= Task instructions =
Single out the lines of the material that contain "eSignal" and copy them.

****************

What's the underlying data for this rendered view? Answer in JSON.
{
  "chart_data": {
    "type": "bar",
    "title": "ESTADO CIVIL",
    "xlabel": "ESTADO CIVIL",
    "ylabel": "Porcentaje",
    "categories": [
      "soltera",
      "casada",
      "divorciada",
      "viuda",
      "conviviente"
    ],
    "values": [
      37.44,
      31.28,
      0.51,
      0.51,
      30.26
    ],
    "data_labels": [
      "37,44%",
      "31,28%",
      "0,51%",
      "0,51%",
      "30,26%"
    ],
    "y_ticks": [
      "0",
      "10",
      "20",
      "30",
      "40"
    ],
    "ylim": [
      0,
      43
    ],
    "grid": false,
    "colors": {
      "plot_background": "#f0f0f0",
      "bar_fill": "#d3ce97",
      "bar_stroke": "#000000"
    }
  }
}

****************

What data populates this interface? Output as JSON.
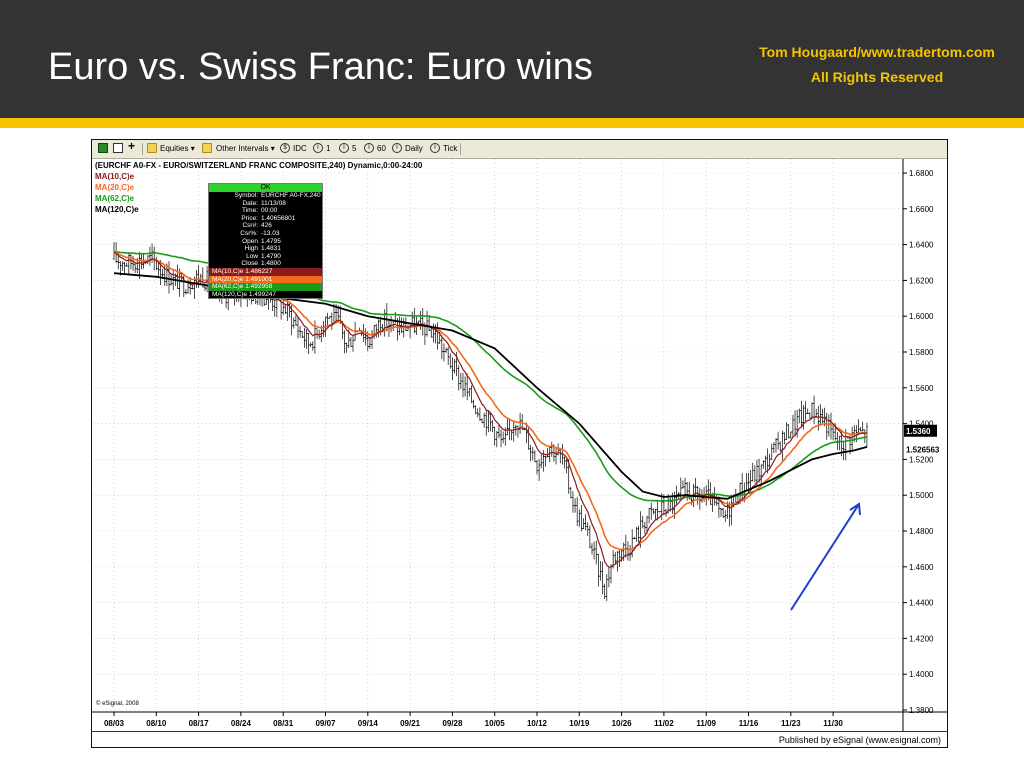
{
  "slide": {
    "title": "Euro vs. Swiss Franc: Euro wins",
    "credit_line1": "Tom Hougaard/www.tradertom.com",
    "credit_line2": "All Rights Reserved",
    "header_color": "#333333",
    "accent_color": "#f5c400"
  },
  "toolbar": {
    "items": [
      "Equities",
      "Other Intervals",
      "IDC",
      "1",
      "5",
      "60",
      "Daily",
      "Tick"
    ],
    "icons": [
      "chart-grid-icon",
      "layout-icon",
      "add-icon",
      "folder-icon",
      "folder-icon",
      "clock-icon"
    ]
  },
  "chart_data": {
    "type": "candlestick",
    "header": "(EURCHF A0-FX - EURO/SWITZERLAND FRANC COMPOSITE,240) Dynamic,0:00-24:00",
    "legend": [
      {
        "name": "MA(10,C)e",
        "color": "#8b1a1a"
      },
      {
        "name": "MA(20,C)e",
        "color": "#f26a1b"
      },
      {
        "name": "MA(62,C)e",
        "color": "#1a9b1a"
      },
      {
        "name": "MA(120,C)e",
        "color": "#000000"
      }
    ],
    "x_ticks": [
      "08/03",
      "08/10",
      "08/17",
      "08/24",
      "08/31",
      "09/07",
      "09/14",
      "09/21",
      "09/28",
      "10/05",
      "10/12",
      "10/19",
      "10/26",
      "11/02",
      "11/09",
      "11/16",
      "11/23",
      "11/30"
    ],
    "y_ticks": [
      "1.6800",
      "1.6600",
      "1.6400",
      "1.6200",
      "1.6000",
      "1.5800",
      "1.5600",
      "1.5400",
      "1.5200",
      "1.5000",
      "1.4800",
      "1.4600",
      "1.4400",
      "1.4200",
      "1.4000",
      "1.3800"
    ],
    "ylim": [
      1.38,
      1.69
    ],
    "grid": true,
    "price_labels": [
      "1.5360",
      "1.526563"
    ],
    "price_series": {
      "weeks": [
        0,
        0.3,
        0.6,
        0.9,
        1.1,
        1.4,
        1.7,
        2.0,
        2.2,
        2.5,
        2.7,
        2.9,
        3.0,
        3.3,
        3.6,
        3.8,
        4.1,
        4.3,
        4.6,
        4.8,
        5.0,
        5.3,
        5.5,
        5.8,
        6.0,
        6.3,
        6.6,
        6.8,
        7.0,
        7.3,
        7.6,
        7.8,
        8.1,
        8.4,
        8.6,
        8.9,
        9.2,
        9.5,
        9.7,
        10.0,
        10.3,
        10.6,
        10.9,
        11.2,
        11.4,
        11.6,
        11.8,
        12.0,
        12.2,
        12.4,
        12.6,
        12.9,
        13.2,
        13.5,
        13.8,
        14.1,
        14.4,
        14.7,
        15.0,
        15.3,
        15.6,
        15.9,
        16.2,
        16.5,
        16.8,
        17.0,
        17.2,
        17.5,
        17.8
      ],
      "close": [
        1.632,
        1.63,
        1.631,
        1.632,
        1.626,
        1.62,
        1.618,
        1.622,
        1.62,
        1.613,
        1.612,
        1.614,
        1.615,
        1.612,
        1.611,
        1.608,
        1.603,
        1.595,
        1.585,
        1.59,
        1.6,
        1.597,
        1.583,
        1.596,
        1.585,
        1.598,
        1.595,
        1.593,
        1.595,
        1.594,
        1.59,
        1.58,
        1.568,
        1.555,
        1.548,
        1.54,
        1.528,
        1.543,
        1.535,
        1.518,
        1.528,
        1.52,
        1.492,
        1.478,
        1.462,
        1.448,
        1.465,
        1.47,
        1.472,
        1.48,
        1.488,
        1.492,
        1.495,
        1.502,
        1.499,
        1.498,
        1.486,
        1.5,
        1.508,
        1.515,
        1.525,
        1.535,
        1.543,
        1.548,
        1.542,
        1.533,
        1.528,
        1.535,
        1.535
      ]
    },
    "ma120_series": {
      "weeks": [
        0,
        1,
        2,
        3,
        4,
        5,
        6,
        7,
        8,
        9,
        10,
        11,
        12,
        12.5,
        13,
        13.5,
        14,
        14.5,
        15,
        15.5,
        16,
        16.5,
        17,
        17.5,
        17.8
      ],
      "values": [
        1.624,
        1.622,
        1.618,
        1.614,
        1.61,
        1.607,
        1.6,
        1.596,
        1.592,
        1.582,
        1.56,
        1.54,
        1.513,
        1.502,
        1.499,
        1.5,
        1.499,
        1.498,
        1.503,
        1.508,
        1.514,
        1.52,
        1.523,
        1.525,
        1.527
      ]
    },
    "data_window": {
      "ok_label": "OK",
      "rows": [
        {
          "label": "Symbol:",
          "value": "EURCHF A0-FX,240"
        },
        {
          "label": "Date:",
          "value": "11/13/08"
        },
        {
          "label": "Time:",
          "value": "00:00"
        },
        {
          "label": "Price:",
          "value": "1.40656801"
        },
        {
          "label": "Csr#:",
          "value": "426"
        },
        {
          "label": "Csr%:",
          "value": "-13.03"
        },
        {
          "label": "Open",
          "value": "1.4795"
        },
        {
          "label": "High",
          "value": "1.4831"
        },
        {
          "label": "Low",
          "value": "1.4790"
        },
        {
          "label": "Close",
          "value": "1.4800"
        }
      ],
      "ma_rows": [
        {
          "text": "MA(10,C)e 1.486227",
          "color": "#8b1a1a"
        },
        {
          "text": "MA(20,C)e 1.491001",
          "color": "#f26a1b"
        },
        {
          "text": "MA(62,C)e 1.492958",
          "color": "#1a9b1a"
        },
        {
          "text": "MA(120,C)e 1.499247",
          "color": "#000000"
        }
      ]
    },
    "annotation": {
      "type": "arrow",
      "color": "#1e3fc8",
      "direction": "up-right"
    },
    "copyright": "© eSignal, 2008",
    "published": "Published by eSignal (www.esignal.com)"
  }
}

****************

= Reply to the task =
    "copyright": "© eSignal, 2008",
    "published": "Published by eSignal (www.esignal.com)"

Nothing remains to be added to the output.